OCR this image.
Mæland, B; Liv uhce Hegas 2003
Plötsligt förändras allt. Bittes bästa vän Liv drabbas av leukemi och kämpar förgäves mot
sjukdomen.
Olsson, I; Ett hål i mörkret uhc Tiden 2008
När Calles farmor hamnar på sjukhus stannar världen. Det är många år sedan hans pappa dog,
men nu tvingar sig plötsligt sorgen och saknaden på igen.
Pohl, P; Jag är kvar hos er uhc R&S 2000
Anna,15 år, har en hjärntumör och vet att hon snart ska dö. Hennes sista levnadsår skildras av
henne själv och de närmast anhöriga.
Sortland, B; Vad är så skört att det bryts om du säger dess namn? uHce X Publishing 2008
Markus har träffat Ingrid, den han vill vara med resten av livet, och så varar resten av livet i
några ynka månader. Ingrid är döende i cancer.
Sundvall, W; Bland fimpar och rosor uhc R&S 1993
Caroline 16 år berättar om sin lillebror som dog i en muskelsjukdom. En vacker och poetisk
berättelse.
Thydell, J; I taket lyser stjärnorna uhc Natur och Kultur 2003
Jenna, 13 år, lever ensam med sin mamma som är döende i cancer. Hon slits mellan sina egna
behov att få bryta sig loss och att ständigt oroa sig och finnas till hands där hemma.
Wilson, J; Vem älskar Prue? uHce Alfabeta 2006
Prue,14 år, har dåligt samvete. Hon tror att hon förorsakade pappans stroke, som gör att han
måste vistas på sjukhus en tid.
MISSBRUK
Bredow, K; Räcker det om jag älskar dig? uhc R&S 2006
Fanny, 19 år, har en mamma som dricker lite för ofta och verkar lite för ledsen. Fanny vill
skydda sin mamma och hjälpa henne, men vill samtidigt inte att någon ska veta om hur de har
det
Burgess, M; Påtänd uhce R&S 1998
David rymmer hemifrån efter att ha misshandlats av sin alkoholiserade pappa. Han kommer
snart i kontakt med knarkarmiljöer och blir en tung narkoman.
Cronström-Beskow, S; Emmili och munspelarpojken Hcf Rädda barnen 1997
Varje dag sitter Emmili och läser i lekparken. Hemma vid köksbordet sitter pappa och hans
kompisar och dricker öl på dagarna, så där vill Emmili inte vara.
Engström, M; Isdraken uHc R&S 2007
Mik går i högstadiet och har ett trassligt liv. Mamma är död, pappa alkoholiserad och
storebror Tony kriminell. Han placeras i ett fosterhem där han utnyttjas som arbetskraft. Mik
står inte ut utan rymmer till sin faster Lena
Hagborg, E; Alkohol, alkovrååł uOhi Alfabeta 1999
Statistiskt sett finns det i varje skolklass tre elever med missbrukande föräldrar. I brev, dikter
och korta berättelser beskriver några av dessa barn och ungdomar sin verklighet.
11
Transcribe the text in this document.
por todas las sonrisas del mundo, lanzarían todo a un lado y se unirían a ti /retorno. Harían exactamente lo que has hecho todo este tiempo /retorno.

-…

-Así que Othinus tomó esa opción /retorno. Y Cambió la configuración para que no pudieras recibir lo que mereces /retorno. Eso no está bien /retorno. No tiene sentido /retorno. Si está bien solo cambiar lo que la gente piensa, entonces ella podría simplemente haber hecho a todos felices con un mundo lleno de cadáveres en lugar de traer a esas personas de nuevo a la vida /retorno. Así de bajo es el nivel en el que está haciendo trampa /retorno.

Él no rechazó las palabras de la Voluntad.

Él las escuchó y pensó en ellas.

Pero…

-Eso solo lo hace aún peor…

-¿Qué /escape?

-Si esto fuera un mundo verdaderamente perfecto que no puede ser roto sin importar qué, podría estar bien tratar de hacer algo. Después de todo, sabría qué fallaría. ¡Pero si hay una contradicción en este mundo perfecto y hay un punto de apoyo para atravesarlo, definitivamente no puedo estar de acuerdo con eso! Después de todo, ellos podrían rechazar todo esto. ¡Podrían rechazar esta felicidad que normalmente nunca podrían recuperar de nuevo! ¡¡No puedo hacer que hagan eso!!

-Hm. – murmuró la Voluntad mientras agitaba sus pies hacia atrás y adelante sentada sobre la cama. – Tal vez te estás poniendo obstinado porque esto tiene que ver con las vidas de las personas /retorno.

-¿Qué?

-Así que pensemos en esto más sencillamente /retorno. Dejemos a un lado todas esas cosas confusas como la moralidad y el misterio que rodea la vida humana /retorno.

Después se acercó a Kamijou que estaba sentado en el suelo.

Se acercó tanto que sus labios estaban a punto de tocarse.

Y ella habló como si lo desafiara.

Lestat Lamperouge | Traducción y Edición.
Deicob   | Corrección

━━━━━━━━━━━━━━━━

Give back the whole listing exactly as it reads.

OCR this image.
Mæland, B; Liv uhce Hegas 2003
Plötsligt förändras allt. Bittes bästa vän Liv drabbas av leukemi och kämpar förgäves mot
sjukdomen.
Olsson, I; Ett hål i mörkret uhc Tiden 2008
När Calles farmor hamnar på sjukhus stannar världen. Det är många år sedan hans pappa dog,
men nu tvingar sig plötsligt sorgen och saknaden på igen.
Pohl, P; Jag är kvar hos er uhc R&S 2000
Anna,15 år, har en hjärntumör och vet att hon snart ska dö. Hennes sista levnadsår skildras av
henne själv och de närmast anhöriga.
Sortland, B; Vad är så skört att det bryts om du säger dess namn? uHce X Publishing 2008
Markus har träffat Ingrid, den han vill vara med resten av livet, och så varar resten av livet i
några ynka månader. Ingrid är döende i cancer.
Sundvall, W; Bland fimpar och rosor uhc R&S 1993
Caroline 16 år berättar om sin lillebror som dog i en muskelsjukdom. En vacker och poetisk
berättelse.
Thydell, J; I taket lyser stjärnorna uhc Natur och Kultur 2003
Jenna, 13 år, lever ensam med sin mamma som är döende i cancer. Hon slits mellan sina egna
behov att få bryta sig loss och att ständigt oroa sig och finnas till hands där hemma.
Wilson, J; Vem älskar Prue? uHce Alfabeta 2006
Prue,14 år, har dåligt samvete. Hon tror att hon förorsakade pappans stroke, som gör att han
måste vistas på sjukhus en tid.
MISSBRUK
Bredow, K; Räcker det om jag älskar dig? uhc R&S 2006
Fanny, 19 år, har en mamma som dricker lite för ofta och verkar lite för ledsen. Fanny vill
skydda sin mamma och hjälpa henne, men vill samtidigt inte att någon ska veta om hur de har
det
Burgess, M; Påtänd uhce R&S 1998
David rymmer hemifrån efter att ha misshandlats av sin alkoholiserade pappa. Han kommer
snart i kontakt med knarkarmiljöer och blir en tung narkoman.
Cronström-Beskow, S; Emmili och munspelarpojken Hcf Rädda barnen 1997
Varje dag sitter Emmili och läser i lekparken. Hemma vid köksbordet sitter pappa och hans
kompisar och dricker öl på dagarna, så där vill Emmili inte vara.
Engström, M; Isdraken uHc R&S 2007
Mik går i högstadiet och har ett trassligt liv. Mamma är död, pappa alkoholiserad och
storebror Tony kriminell. Han placeras i ett fosterhem där han utnyttjas som arbetskraft. Mik
står inte ut utan rymmer till sin faster Lena
Hagborg, E; Alkohol, alkovrååł uOhi Alfabeta 1999
Statistiskt sett finns det i varje skolklass tre elever med missbrukande föräldrar. I brev, dikter
och korta berättelser beskriver några av dessa barn och ungdomar sin verklighet.
11
Transcribe the text in this document.
por todas las sonrisas del mundo, lanzarían todo a un lado y se unirían a ti /retorno. Harían exactamente lo que has hecho todo este tiempo /retorno.

-…

-Así que Othinus tomó esa opción /retorno. Y Cambió la configuración para que no pudieras recibir lo que mereces /retorno. Eso no está bien /retorno. No tiene sentido /retorno. Si está bien solo cambiar lo que la gente piensa, entonces ella podría simplemente haber hecho a todos felices con un mundo lleno de cadáveres en lugar de traer a esas personas de nuevo a la vida /retorno. Así de bajo es el nivel en el que está haciendo trampa /retorno.

Él no rechazó las palabras de la Voluntad.

Él las escuchó y pensó en ellas.

Pero…

-Eso solo lo hace aún peor…

-¿Qué /escape?

-Si esto fuera un mundo verdaderamente perfecto que no puede ser roto sin importar qué, podría estar bien tratar de hacer algo. Después de todo, sabría qué fallaría. ¡Pero si hay una contradicción en este mundo perfecto y hay un punto de apoyo para atravesarlo, definitivamente no puedo estar de acuerdo con eso! Después de todo, ellos podrían rechazar todo esto. ¡Podrían rechazar esta felicidad que normalmente nunca podrían recuperar de nuevo! ¡¡No puedo hacer que hagan eso!!

-Hm. – murmuró la Voluntad mientras agitaba sus pies hacia atrás y adelante sentada sobre la cama. – Tal vez te estás poniendo obstinado porque esto tiene que ver con las vidas de las personas /retorno.

-¿Qué?

-Así que pensemos en esto más sencillamente /retorno. Dejemos a un lado todas esas cosas confusas como la moralidad y el misterio que rodea la vida humana /retorno.

Después se acercó a Kamijou que estaba sentado en el suelo.

Se acercó tanto que sus labios estaban a punto de tocarse.

Y ella habló como si lo desafiara.

Lestat Lamperouge | Traducción y Edición.
Deicob   | Corrección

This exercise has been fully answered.